REQUIREMENTS:
Go through the entries one line at a time, and gather every line that has the word "March".

Stored dataset items:
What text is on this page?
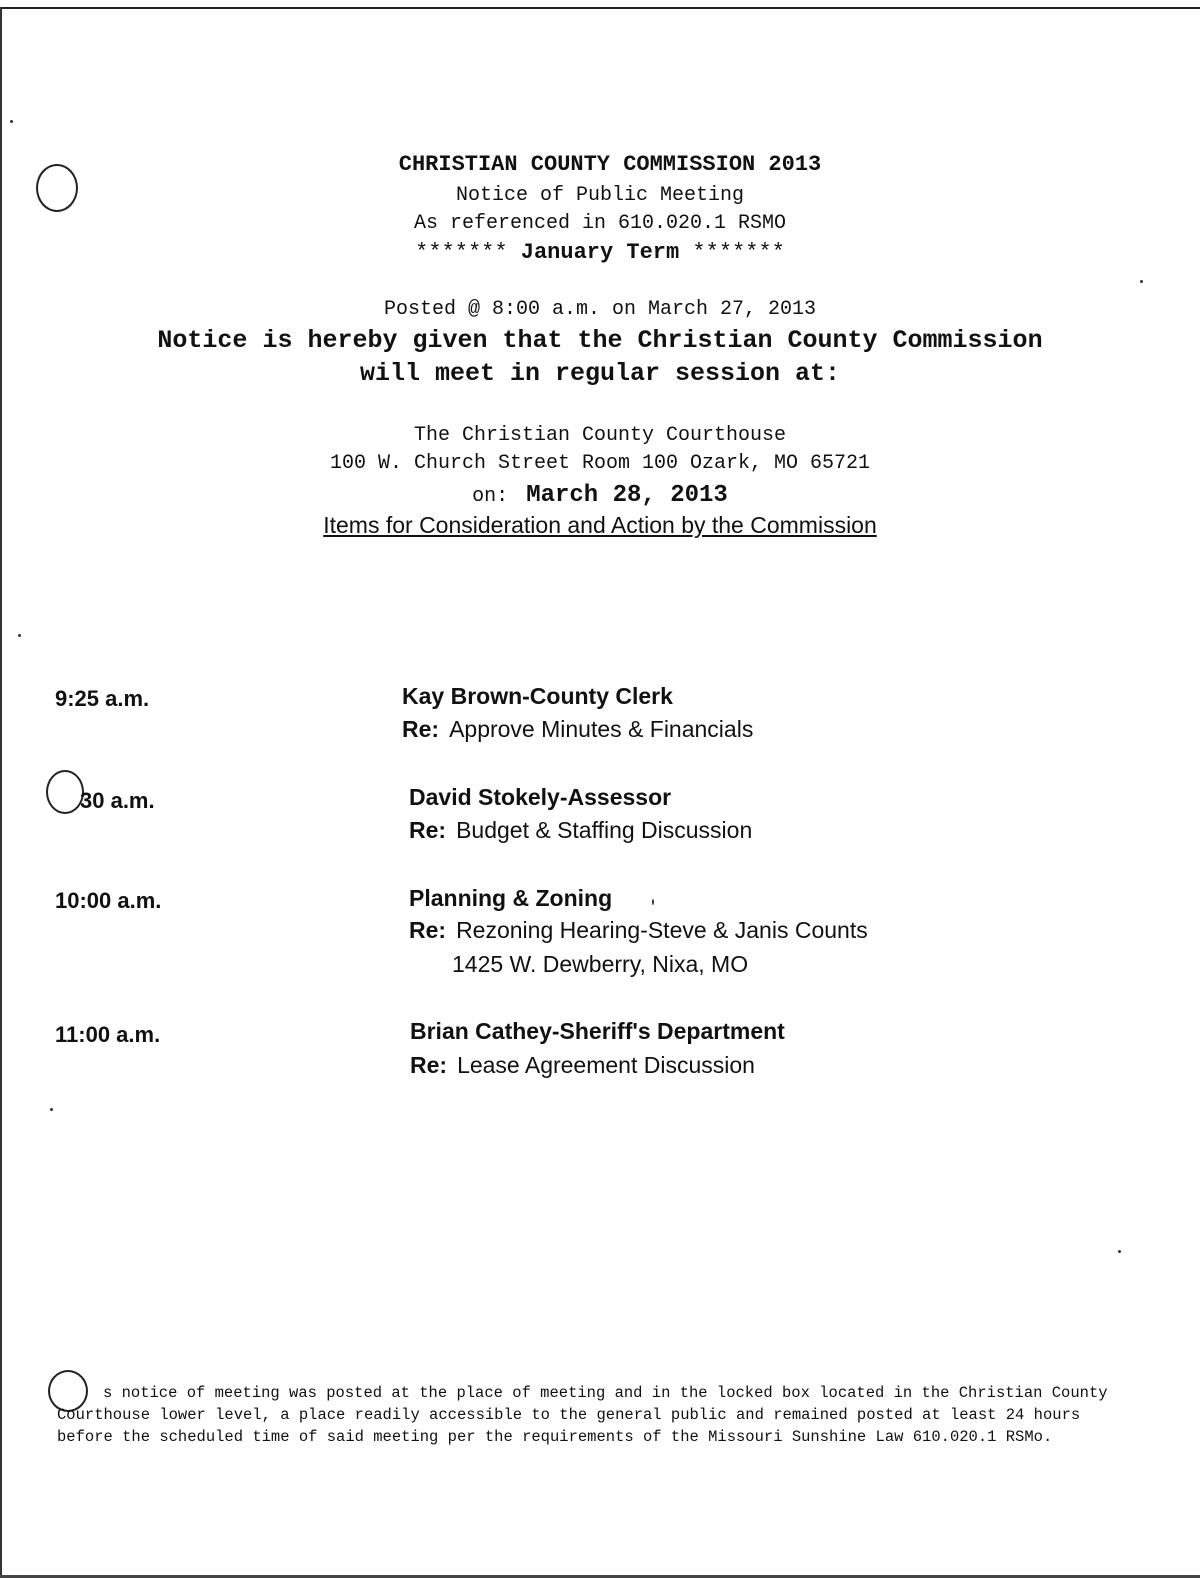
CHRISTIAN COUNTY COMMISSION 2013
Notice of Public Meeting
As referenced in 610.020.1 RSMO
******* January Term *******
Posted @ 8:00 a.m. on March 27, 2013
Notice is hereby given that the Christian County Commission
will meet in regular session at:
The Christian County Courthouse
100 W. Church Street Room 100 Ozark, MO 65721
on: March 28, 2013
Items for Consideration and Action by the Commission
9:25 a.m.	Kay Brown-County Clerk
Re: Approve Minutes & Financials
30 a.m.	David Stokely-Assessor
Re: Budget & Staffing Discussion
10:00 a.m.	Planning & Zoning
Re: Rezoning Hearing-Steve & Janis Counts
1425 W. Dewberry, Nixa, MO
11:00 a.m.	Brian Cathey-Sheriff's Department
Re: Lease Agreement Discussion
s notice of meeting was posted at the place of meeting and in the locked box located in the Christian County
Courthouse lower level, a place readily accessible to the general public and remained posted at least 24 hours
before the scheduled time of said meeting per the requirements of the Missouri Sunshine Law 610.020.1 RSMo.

OUTPUT OF THE TASK:
Posted @ 8:00 a.m. on March 27, 2013
on: March 28, 2013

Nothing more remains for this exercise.